OBJECTIVE: Search the data below for the string "title". Extract every line that contains it.
[MATERIAL SHOWN start]
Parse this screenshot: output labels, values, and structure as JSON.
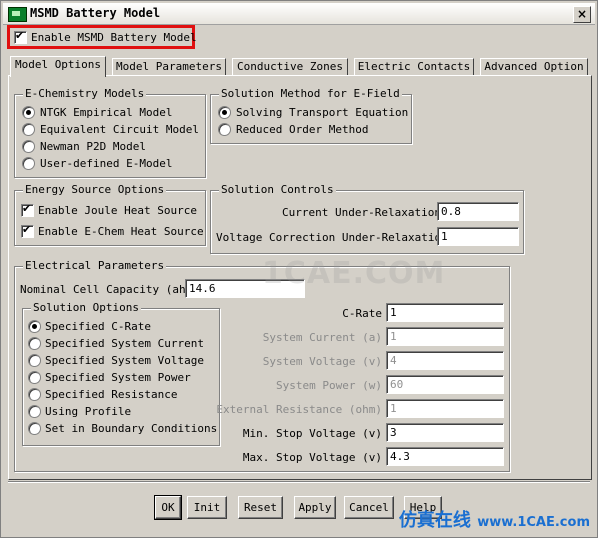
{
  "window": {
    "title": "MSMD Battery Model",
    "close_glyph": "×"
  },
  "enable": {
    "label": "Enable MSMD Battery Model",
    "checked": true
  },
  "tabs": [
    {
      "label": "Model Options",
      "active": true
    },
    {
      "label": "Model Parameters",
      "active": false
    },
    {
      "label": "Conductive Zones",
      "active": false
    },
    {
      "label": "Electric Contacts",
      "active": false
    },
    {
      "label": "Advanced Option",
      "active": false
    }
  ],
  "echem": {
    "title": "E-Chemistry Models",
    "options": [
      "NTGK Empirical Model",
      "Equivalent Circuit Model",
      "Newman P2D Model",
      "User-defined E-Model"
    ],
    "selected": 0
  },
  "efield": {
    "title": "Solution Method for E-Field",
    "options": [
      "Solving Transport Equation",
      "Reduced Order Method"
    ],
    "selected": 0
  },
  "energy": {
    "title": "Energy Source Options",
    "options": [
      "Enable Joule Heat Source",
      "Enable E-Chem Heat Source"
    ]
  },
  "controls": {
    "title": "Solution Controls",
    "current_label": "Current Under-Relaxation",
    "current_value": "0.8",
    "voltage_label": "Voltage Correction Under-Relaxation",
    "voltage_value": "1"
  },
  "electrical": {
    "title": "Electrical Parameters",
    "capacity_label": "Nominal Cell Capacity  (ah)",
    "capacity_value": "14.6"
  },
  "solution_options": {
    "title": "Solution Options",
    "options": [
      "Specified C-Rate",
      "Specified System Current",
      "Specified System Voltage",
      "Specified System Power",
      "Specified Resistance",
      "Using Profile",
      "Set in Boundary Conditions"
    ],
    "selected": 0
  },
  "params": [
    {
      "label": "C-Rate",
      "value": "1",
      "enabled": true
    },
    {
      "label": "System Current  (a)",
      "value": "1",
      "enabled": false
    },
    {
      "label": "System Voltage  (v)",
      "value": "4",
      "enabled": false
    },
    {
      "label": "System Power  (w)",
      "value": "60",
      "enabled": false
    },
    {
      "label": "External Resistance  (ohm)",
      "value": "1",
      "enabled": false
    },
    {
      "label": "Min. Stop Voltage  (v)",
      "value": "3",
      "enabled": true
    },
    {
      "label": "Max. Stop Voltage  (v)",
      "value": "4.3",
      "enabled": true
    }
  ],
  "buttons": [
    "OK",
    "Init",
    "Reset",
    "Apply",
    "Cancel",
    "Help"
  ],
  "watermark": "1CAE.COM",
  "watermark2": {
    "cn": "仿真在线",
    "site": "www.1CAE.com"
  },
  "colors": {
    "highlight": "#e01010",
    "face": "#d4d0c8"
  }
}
[MATERIAL SHOWN end]
SOLVED EXERCISE:
    "title": "MSMD Battery Model",
    "title": "E-Chemistry Models",
    "title": "Solution Method for E-Field",
    "title": "Energy Source Options",
    "title": "Solution Controls",
    "title": "Electrical Parameters",
    "title": "Solution Options",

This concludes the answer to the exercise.